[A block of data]
* begin *

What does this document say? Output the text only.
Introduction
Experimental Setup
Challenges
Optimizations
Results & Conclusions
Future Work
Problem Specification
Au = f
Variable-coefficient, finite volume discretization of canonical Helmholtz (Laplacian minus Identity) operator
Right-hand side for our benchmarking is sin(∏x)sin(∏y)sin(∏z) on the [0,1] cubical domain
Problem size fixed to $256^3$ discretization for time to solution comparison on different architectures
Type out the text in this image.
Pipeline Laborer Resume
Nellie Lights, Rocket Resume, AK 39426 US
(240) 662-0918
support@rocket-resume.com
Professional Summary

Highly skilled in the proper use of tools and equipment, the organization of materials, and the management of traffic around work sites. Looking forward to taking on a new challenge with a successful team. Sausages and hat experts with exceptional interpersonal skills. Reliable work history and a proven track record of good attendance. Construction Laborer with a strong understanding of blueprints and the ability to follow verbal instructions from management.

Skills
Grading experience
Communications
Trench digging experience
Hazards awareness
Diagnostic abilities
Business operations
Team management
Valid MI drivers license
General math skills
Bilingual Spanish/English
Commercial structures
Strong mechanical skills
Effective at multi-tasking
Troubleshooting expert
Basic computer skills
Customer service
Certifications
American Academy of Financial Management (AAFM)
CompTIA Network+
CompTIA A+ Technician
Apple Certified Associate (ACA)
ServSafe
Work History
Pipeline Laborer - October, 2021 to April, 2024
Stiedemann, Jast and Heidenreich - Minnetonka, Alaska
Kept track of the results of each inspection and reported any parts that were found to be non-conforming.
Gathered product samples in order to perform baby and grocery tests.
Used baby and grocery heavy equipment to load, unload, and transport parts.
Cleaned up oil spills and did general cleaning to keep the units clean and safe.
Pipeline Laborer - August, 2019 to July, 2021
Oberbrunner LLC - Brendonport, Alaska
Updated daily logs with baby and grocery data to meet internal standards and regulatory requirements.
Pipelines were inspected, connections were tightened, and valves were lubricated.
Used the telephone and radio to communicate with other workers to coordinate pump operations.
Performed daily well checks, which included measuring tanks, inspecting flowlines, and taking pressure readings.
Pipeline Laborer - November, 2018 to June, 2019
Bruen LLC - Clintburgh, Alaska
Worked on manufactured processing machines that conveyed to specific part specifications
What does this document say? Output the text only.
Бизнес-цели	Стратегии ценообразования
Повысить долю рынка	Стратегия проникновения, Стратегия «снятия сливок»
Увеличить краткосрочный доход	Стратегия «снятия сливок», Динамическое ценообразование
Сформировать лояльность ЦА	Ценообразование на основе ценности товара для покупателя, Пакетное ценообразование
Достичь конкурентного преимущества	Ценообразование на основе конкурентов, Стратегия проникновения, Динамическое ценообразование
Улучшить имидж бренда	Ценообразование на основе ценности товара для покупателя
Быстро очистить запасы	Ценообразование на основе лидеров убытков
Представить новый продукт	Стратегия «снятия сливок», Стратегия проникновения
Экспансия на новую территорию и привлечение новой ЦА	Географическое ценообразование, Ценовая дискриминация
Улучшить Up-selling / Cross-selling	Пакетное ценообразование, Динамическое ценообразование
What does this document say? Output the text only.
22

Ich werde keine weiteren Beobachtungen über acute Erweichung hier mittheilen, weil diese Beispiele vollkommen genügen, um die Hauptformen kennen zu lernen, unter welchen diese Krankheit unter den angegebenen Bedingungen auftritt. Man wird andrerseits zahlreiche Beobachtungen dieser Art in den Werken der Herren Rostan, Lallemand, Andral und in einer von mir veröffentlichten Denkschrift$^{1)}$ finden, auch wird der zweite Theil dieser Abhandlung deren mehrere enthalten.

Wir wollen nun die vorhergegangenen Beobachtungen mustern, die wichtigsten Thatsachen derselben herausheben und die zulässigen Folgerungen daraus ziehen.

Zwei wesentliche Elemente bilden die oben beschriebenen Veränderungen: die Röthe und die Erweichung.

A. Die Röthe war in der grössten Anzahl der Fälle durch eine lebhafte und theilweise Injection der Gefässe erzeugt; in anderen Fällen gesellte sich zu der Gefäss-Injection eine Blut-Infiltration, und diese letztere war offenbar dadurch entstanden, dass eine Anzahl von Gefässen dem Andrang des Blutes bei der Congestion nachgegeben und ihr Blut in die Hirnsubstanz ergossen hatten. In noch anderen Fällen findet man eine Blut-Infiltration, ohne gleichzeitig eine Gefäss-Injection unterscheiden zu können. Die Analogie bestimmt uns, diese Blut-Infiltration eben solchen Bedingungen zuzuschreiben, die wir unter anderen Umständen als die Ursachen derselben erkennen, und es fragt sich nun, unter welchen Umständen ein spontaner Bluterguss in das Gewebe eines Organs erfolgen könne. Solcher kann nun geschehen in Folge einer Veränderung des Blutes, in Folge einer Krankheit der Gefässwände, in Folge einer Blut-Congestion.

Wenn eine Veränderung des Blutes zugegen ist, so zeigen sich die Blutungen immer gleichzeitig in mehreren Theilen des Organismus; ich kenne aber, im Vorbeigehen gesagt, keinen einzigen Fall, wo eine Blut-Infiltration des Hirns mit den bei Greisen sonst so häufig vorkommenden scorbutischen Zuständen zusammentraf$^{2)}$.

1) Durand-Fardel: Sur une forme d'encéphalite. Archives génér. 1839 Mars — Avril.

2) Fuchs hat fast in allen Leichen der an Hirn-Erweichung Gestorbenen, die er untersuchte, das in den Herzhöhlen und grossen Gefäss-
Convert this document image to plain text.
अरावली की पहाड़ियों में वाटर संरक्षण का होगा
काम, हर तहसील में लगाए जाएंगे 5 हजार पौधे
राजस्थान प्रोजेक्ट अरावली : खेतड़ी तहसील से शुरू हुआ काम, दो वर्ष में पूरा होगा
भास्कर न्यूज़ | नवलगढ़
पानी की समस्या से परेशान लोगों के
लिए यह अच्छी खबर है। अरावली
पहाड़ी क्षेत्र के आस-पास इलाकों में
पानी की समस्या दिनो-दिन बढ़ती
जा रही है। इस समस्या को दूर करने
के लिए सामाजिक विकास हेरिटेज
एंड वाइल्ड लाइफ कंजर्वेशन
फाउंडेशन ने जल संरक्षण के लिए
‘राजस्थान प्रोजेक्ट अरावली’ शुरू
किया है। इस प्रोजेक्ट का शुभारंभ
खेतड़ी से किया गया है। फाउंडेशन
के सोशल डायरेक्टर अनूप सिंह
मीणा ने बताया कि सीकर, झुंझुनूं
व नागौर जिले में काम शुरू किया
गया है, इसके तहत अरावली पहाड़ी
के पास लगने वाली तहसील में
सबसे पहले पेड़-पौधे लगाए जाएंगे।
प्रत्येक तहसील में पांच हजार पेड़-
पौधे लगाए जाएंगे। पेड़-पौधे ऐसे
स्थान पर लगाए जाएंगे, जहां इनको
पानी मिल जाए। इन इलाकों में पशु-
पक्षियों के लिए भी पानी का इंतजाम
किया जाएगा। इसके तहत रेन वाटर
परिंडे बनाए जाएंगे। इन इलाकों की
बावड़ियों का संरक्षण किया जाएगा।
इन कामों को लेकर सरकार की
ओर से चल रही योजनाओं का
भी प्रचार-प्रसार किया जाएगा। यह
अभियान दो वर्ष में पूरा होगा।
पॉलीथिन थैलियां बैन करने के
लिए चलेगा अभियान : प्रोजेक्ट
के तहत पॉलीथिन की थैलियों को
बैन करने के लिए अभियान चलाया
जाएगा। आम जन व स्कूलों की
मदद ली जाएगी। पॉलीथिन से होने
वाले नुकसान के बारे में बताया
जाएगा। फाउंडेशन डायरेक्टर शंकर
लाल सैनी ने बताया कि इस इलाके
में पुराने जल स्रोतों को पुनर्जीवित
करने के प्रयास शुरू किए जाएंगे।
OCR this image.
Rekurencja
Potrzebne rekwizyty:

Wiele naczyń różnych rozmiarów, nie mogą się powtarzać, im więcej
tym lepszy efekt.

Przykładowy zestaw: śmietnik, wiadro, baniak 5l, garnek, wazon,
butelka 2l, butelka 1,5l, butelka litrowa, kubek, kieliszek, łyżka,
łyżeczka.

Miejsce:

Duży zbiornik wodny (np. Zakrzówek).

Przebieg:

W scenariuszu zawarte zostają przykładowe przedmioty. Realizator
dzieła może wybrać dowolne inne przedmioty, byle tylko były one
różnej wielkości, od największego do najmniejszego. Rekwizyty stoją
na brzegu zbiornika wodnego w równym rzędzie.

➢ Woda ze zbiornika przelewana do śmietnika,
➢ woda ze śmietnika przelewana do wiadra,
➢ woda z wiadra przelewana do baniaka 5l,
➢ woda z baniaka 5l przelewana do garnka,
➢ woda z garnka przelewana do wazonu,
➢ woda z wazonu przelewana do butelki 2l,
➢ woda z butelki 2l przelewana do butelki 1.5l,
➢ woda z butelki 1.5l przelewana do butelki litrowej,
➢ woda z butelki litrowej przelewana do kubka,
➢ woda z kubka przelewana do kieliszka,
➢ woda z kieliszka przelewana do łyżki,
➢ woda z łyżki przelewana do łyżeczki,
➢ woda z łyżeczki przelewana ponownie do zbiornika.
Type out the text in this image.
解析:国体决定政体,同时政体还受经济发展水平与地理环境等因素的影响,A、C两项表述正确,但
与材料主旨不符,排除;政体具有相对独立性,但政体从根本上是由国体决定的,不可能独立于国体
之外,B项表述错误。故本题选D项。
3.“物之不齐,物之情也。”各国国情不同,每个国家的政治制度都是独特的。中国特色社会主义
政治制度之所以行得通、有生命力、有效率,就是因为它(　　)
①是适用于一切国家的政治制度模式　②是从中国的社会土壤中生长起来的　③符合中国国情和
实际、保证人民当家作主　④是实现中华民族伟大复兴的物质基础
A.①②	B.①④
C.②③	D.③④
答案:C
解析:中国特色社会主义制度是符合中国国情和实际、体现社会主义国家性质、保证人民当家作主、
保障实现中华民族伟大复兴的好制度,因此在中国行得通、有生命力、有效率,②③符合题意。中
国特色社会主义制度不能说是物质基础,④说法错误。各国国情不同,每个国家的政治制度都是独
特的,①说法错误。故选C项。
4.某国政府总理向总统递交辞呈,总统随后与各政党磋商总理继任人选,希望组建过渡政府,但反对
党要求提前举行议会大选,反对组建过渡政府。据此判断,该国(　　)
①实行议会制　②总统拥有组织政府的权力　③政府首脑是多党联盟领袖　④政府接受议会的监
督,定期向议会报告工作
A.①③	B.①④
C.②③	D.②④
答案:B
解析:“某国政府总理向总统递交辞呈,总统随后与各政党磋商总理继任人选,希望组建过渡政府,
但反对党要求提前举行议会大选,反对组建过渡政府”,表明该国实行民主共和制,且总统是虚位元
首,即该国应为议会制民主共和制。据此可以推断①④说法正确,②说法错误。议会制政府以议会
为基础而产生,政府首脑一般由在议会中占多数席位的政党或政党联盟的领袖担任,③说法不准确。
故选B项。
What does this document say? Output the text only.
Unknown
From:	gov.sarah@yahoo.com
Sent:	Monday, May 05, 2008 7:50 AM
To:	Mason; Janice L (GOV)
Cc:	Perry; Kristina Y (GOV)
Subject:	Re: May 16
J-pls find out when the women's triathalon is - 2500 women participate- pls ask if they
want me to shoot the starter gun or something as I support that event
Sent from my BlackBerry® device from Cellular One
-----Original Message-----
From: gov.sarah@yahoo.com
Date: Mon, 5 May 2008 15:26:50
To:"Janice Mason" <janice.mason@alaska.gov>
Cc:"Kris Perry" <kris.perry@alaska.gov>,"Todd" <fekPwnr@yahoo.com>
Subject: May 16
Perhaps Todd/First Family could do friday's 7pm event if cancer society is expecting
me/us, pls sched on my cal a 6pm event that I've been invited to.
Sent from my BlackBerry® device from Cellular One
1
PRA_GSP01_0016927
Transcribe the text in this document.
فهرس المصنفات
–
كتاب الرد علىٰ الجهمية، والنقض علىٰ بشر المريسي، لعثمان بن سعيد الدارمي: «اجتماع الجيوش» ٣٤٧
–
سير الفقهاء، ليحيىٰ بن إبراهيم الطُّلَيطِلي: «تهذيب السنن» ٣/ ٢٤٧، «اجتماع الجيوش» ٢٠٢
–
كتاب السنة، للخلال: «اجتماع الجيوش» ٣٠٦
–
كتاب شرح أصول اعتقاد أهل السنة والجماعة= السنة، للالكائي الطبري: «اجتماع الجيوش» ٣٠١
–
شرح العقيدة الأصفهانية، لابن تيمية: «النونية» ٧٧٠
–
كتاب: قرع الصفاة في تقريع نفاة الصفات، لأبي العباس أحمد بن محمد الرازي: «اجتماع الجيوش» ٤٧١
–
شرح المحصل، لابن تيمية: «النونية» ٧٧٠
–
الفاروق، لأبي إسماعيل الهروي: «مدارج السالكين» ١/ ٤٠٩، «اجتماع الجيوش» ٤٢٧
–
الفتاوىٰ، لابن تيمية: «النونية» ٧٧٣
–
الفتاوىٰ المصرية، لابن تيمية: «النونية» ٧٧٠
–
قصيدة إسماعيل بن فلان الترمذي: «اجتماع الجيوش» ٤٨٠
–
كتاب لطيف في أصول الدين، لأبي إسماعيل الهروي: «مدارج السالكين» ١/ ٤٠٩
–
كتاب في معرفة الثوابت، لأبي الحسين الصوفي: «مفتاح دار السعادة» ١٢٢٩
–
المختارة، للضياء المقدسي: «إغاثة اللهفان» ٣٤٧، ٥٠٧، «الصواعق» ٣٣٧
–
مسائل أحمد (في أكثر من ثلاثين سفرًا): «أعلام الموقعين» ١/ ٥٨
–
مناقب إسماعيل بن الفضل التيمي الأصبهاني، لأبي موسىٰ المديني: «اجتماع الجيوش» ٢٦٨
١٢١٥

* end *

◆ Your objective: Copy out every line that includes the word "support".

◆ Reply:
support@rocket-resume.com
want me to shoot the starter gun or something as I support that event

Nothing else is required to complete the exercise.